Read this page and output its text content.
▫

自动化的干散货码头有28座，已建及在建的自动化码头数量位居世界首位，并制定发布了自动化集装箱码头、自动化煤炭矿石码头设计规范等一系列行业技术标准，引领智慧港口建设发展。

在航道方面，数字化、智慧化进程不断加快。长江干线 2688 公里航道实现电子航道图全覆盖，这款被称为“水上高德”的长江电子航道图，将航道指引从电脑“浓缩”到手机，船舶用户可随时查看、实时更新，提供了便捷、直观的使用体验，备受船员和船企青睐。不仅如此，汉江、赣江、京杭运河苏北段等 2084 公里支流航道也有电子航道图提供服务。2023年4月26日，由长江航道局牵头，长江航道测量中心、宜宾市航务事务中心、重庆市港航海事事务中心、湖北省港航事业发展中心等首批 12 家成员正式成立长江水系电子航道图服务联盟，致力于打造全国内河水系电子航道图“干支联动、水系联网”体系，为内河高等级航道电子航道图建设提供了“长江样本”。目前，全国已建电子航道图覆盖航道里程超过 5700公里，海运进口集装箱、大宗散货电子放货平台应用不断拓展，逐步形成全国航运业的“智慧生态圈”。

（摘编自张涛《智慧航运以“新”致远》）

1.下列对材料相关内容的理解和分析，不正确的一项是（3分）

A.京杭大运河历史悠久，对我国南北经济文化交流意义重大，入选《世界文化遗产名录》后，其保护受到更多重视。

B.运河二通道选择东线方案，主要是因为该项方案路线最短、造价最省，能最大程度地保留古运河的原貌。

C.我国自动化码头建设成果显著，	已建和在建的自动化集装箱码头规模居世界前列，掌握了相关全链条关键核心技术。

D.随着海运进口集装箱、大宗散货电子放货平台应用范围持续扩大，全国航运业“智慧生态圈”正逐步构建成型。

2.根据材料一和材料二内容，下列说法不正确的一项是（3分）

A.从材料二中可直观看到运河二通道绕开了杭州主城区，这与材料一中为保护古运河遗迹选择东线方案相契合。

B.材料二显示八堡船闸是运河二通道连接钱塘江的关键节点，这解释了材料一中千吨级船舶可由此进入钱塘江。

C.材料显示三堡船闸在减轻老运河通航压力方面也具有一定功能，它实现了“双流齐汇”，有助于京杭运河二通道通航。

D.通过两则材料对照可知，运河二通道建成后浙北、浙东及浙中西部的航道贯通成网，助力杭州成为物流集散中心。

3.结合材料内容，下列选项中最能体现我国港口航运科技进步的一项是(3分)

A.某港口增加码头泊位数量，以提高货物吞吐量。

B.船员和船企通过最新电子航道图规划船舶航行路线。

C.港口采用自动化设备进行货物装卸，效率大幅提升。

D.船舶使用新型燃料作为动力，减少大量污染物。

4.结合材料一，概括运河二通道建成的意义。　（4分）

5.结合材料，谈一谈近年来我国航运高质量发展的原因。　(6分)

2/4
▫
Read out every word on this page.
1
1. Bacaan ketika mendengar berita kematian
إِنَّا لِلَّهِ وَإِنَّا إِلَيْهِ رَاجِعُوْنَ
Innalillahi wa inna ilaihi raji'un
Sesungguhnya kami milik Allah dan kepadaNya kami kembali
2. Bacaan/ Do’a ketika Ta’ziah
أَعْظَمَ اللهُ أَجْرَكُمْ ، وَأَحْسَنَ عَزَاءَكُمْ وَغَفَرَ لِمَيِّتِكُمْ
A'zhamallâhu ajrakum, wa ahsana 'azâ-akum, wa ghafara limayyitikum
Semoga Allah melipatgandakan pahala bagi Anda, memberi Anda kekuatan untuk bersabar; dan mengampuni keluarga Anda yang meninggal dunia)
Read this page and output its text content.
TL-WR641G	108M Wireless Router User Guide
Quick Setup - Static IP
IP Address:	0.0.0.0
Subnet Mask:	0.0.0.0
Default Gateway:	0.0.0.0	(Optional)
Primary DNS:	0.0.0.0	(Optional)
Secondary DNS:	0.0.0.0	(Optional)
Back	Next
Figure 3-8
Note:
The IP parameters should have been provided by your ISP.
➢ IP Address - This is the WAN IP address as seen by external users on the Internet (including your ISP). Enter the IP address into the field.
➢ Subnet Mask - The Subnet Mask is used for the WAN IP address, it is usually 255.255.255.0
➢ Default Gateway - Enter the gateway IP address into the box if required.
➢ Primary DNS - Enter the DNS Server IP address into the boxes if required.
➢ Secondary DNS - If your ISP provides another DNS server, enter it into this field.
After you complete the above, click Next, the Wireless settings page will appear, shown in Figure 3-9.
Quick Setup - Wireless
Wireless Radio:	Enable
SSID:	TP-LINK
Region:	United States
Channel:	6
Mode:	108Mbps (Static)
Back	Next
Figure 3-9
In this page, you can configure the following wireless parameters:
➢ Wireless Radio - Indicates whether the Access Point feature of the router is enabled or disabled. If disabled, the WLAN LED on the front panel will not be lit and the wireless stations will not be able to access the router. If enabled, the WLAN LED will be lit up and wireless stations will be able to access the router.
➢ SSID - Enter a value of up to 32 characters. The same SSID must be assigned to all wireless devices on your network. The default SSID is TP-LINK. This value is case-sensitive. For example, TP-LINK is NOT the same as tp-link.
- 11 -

+++

> STATED EXERCISE
Copy all lines in the listing above where the string "field" appears.

> SOLVED EXERCISE
➢ IP Address - This is the WAN IP address as seen by external users on the Internet (including your ISP). Enter the IP address into the field.
➢ Secondary DNS - If your ISP provides another DNS server, enter it into this field.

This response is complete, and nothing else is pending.